- [Exercise brief]: Print the data that follows exactly.
··· Task input
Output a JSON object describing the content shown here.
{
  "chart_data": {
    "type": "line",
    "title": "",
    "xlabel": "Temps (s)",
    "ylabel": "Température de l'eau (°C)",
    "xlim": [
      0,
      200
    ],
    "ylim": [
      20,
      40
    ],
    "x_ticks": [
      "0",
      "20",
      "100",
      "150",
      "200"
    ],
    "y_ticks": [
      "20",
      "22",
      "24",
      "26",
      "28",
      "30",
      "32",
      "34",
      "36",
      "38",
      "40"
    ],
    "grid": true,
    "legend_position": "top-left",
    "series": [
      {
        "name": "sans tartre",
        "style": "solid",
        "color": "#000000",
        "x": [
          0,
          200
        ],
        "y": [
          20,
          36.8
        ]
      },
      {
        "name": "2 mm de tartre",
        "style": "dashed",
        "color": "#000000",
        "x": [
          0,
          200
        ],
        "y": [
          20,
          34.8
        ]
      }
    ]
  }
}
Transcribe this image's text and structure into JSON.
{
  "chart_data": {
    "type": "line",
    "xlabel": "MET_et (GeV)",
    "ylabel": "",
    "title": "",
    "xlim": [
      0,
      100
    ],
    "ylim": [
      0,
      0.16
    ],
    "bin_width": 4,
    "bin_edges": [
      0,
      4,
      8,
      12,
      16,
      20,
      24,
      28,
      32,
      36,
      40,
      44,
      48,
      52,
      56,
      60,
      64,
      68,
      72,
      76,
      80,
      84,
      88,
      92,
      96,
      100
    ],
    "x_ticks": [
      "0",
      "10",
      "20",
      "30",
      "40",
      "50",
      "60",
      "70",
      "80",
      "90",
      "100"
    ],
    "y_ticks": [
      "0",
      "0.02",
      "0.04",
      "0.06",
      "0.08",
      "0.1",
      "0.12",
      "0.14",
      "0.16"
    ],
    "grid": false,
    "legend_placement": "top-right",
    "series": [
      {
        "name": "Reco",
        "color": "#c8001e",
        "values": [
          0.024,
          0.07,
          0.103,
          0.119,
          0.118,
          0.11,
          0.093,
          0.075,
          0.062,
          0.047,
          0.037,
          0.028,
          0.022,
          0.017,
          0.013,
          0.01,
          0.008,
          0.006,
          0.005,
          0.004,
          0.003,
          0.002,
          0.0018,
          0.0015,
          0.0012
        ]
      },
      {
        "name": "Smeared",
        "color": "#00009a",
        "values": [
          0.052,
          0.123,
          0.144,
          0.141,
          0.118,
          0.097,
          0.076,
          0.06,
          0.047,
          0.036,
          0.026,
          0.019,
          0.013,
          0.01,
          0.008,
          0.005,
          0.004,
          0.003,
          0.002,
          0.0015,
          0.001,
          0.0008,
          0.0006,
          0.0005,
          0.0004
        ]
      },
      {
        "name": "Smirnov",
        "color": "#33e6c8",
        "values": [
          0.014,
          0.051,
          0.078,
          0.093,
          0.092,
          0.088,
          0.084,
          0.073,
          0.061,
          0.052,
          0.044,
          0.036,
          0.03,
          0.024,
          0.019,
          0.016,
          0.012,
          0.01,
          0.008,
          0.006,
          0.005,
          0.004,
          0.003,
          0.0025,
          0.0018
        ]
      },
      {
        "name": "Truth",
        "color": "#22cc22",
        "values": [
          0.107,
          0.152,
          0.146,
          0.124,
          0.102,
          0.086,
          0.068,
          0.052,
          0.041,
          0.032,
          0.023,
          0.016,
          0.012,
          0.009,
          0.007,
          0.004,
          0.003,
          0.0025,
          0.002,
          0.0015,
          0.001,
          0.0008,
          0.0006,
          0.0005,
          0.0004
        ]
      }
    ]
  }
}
······
- [Expected answer]:
Output a JSON object describing the content shown here.
{
  "chart_data": {
    "type": "line",
    "title": "",
    "xlabel": "Temps (s)",
    "ylabel": "Température de l'eau (°C)",
    "xlim": [
      0,
      200
    ],
    "ylim": [
      20,
      40
    ],
    "x_ticks": [
      "0",
      "20",
      "100",
      "150",
      "200"
    ],
    "y_ticks": [
      "20",
      "22",
      "24",
      "26",
      "28",
      "30",
      "32",
      "34",
      "36",
      "38",
      "40"
    ],
    "grid": true,
    "legend_position": "top-left",
    "series": [
      {
        "name": "sans tartre",
        "style": "solid",
        "color": "#000000",
        "x": [
          0,
          200
        ],
        "y": [
          20,
          36.8
        ]
      },
      {
        "name": "2 mm de tartre",
        "style": "dashed",
        "color": "#000000",
        "x": [
          0,
          200
        ],
        "y": [
          20,
          34.8
        ]
      }
    ]
  }
}
Transcribe this image's text and structure into JSON.
{
  "chart_data": {
    "type": "line",
    "xlabel": "MET_et (GeV)",
    "ylabel": "",
    "title": "",
    "xlim": [
      0,
      100
    ],
    "ylim": [
      0,
      0.16
    ],
    "bin_width": 4,
    "bin_edges": [
      0,
      4,
      8,
      12,
      16,
      20,
      24,
      28,
      32,
      36,
      40,
      44,
      48,
      52,
      56,
      60,
      64,
      68,
      72,
      76,
      80,
      84,
      88,
      92,
      96,
      100
    ],
    "x_ticks": [
      "0",
      "10",
      "20",
      "30",
      "40",
      "50",
      "60",
      "70",
      "80",
      "90",
      "100"
    ],
    "y_ticks": [
      "0",
      "0.02",
      "0.04",
      "0.06",
      "0.08",
      "0.1",
      "0.12",
      "0.14",
      "0.16"
    ],
    "grid": false,
    "legend_placement": "top-right",
    "series": [
      {
        "name": "Reco",
        "color": "#c8001e",
        "values": [
          0.024,
          0.07,
          0.103,
          0.119,
          0.118,
          0.11,
          0.093,
          0.075,
          0.062,
          0.047,
          0.037,
          0.028,
          0.022,
          0.017,
          0.013,
          0.01,
          0.008,
          0.006,
          0.005,
          0.004,
          0.003,
          0.002,
          0.0018,
          0.0015,
          0.0012
        ]
      },
      {
        "name": "Smeared",
        "color": "#00009a",
        "values": [
          0.052,
          0.123,
          0.144,
          0.141,
          0.118,
          0.097,
          0.076,
          0.06,
          0.047,
          0.036,
          0.026,
          0.019,
          0.013,
          0.01,
          0.008,
          0.005,
          0.004,
          0.003,
          0.002,
          0.0015,
          0.001,
          0.0008,
          0.0006,
          0.0005,
          0.0004
        ]
      },
      {
        "name": "Smirnov",
        "color": "#33e6c8",
        "values": [
          0.014,
          0.051,
          0.078,
          0.093,
          0.092,
          0.088,
          0.084,
          0.073,
          0.061,
          0.052,
          0.044,
          0.036,
          0.03,
          0.024,
          0.019,
          0.016,
          0.012,
          0.01,
          0.008,
          0.006,
          0.005,
          0.004,
          0.003,
          0.0025,
          0.0018
        ]
      },
      {
        "name": "Truth",
        "color": "#22cc22",
        "values": [
          0.107,
          0.152,
          0.146,
          0.124,
          0.102,
          0.086,
          0.068,
          0.052,
          0.041,
          0.032,
          0.023,
          0.016,
          0.012,
          0.009,
          0.007,
          0.004,
          0.003,
          0.0025,
          0.002,
          0.0015,
          0.001,
          0.0008,
          0.0006,
          0.0005,
          0.0004
        ]
      }
    ]
  }
}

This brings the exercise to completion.